PROBLEM DESCRIPTION | Pull every line containing "true" from the entries.

Collected data entries:
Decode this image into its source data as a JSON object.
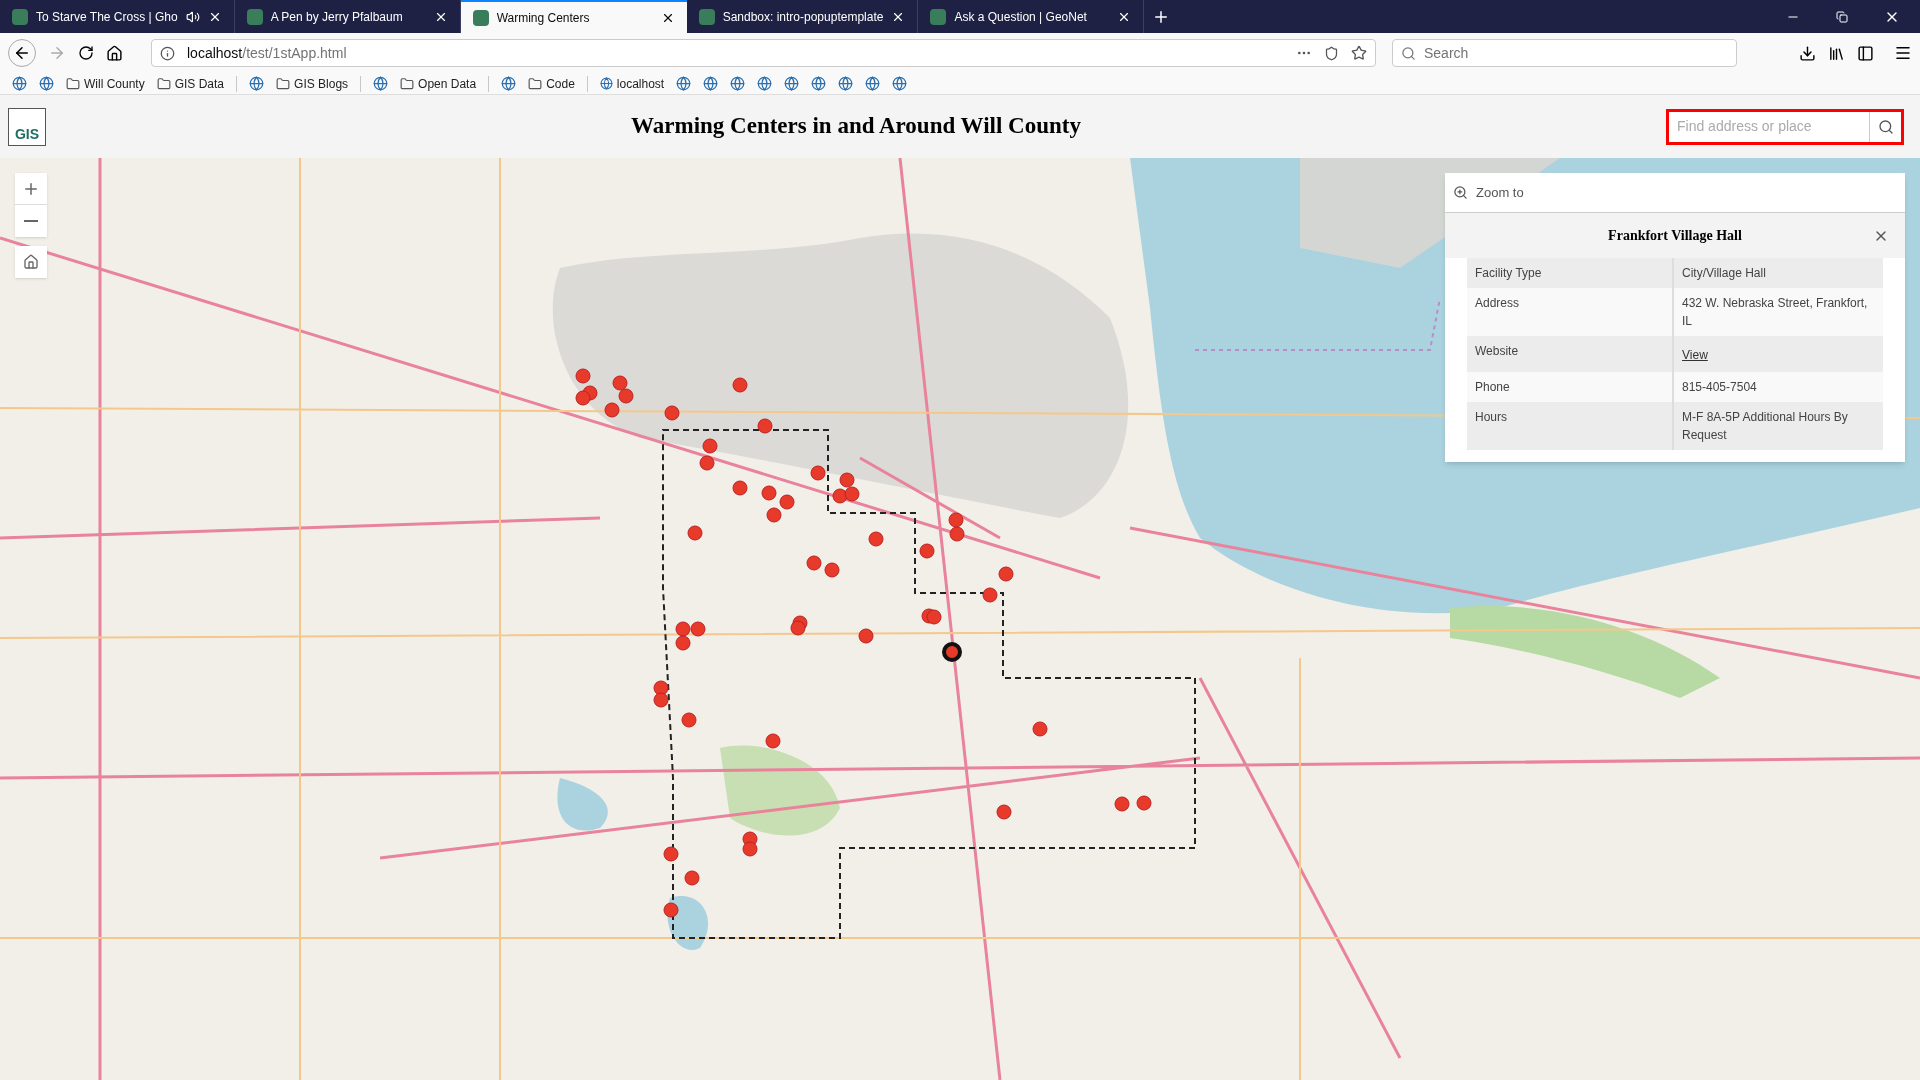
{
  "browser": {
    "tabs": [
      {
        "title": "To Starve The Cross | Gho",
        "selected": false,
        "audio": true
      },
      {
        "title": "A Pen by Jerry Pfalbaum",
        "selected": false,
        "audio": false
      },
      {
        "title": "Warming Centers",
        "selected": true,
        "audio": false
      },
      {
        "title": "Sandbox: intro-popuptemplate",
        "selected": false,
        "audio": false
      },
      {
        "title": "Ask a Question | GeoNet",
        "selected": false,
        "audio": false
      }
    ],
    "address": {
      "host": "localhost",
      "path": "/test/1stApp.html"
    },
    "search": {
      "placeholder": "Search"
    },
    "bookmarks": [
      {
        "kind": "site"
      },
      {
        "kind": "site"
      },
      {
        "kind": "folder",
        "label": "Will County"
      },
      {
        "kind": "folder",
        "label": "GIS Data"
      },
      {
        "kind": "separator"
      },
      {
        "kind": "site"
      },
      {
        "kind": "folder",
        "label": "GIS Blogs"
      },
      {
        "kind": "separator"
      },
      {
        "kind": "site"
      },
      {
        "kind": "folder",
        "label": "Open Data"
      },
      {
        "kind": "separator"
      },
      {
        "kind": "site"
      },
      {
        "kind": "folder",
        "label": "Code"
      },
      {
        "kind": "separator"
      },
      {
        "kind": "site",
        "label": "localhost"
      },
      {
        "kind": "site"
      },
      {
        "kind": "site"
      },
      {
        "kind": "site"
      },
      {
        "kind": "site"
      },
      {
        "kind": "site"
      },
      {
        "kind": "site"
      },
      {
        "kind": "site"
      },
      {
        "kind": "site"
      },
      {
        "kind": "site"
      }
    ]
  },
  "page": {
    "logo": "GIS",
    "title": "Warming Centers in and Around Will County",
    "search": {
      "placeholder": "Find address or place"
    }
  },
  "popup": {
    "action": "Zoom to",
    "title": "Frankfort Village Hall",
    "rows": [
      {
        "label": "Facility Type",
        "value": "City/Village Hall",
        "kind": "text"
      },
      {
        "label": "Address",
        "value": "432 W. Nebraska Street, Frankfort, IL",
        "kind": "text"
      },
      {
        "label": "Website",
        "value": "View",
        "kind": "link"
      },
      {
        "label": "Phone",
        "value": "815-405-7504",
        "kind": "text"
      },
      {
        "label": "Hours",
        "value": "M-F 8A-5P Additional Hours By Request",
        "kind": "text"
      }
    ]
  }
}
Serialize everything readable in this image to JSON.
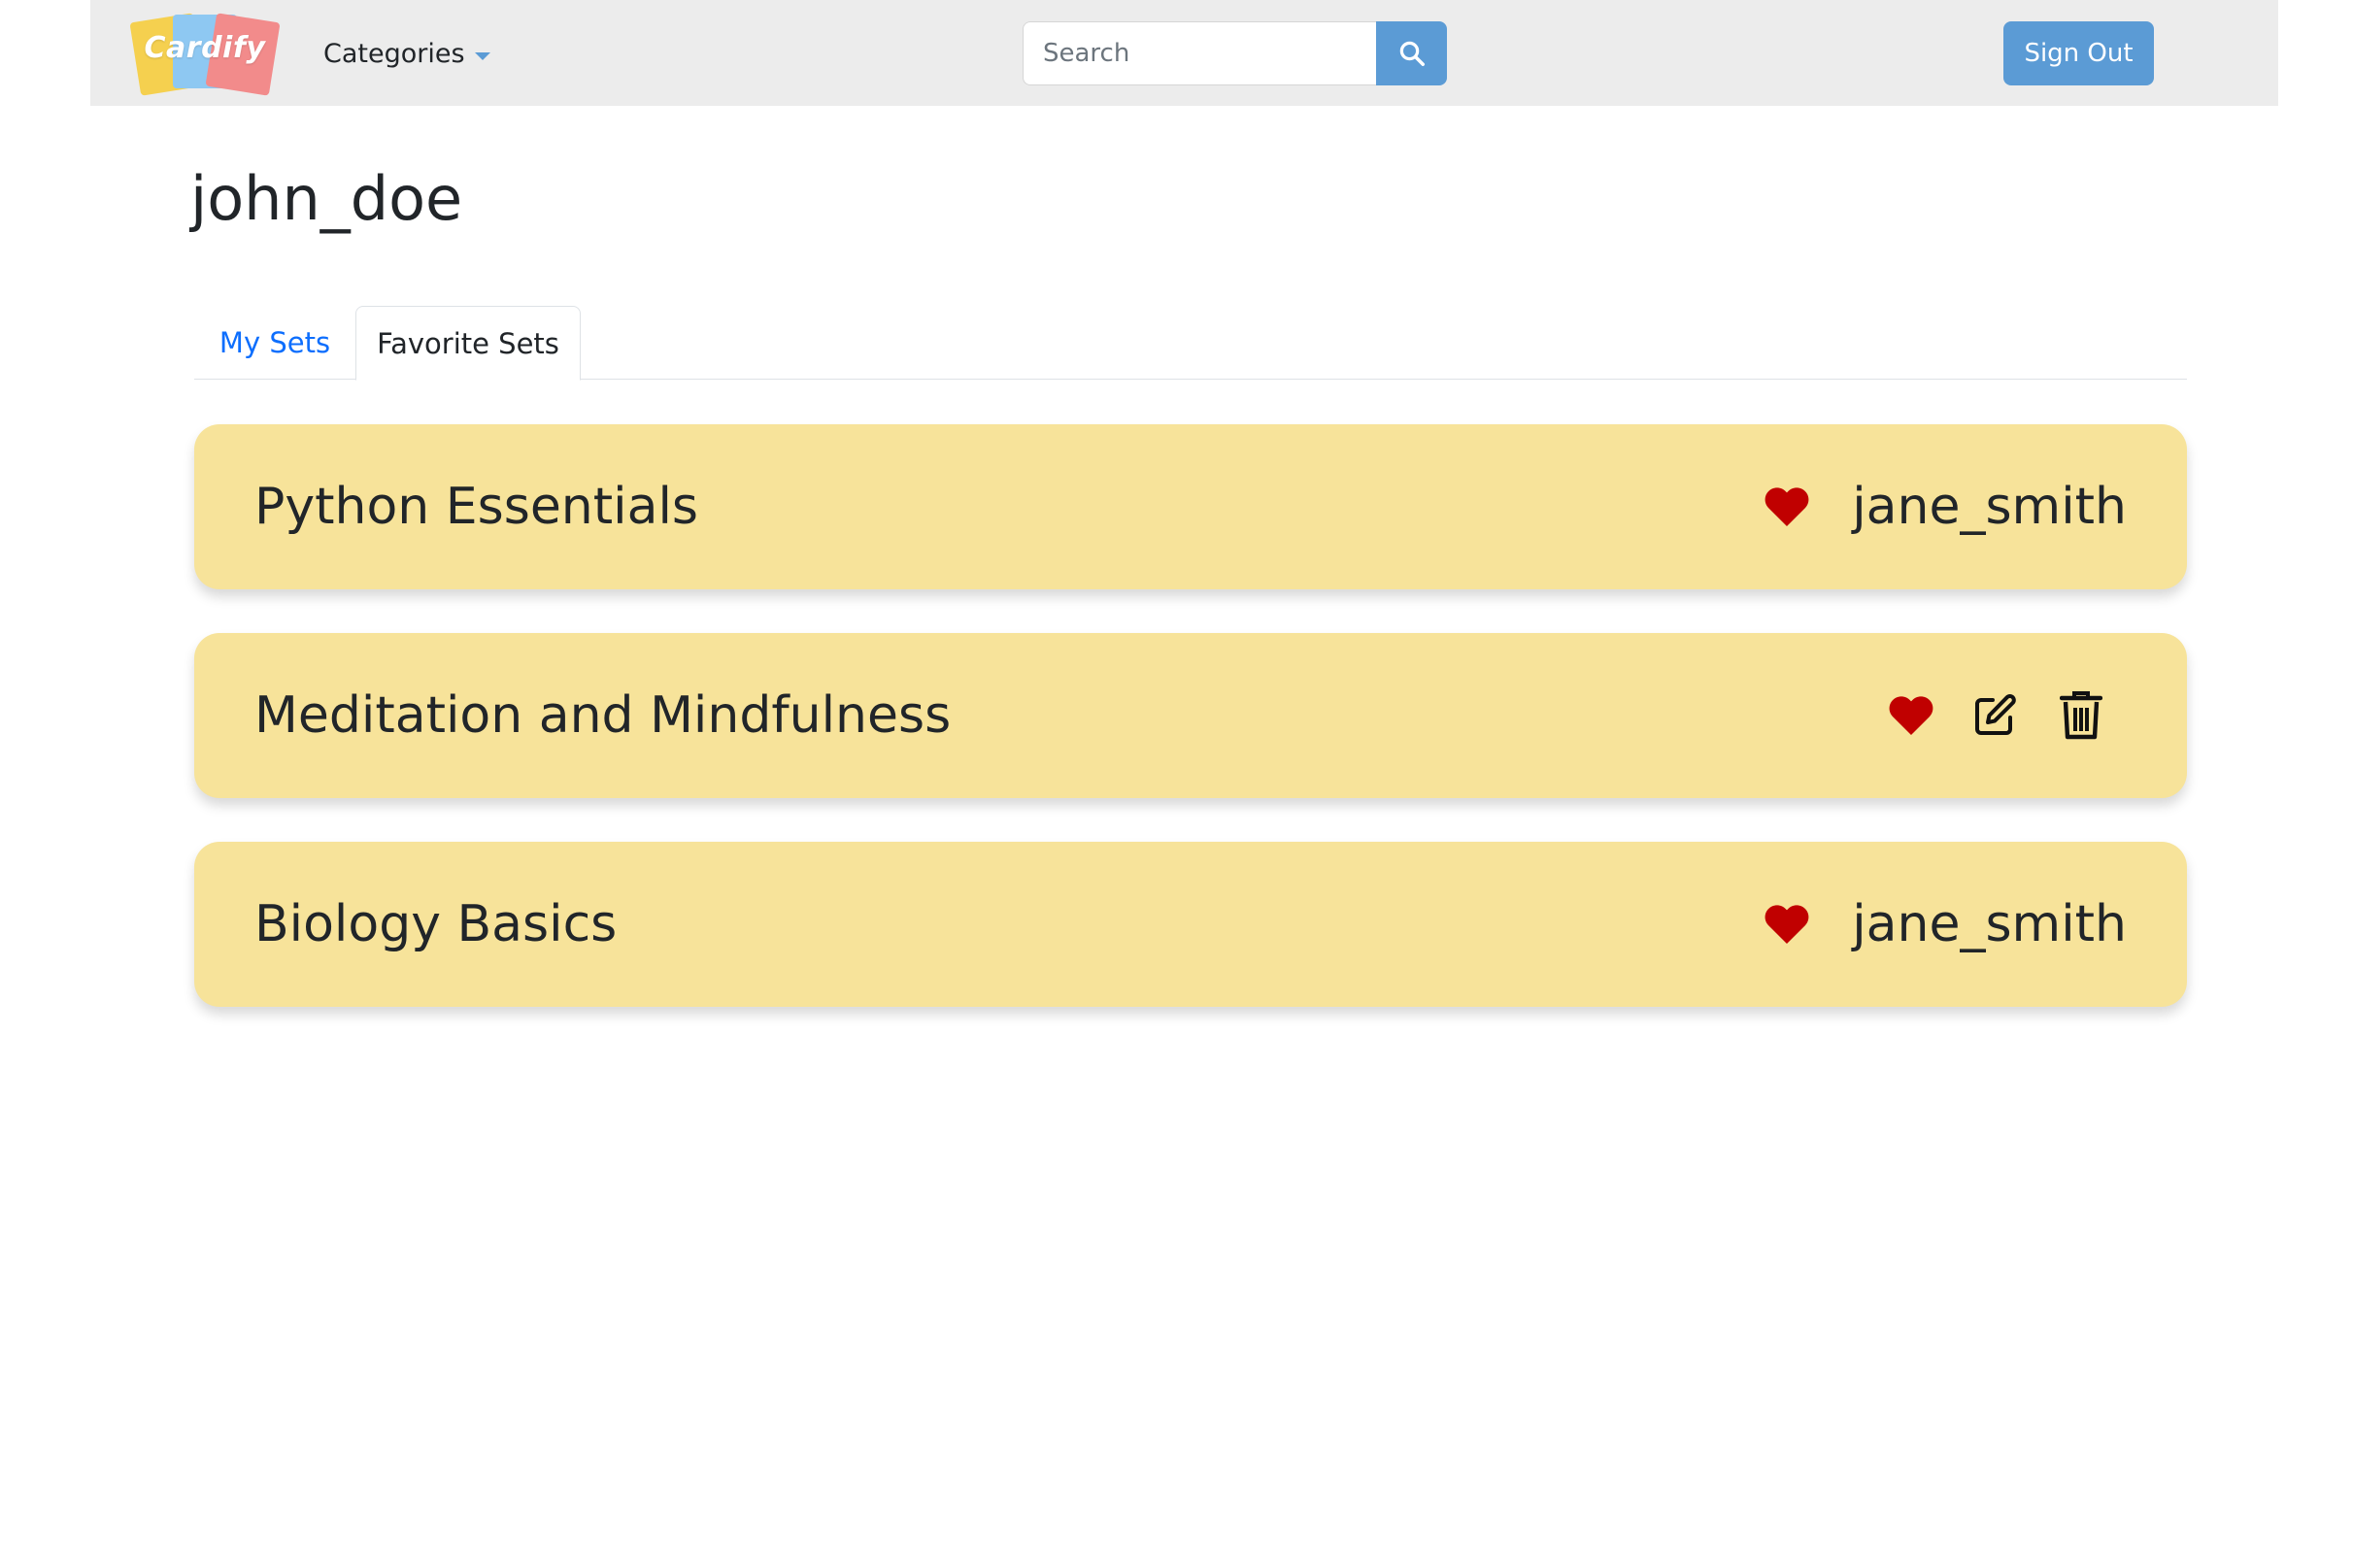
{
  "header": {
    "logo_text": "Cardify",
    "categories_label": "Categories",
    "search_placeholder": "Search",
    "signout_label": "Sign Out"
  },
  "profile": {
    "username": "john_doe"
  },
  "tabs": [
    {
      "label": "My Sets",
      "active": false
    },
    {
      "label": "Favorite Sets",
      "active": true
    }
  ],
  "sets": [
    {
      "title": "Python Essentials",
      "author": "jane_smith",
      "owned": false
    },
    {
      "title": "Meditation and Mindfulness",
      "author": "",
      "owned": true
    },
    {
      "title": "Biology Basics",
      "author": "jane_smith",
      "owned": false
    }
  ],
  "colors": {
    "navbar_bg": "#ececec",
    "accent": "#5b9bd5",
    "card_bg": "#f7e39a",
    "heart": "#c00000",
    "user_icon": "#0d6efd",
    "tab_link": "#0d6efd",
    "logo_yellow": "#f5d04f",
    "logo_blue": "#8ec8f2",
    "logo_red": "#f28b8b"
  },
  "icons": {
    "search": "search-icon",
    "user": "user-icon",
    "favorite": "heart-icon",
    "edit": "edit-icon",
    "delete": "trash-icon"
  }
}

EXERCISE ANSWER |
        "audio": true
        "selected": true,
      "active": true
      "owned": true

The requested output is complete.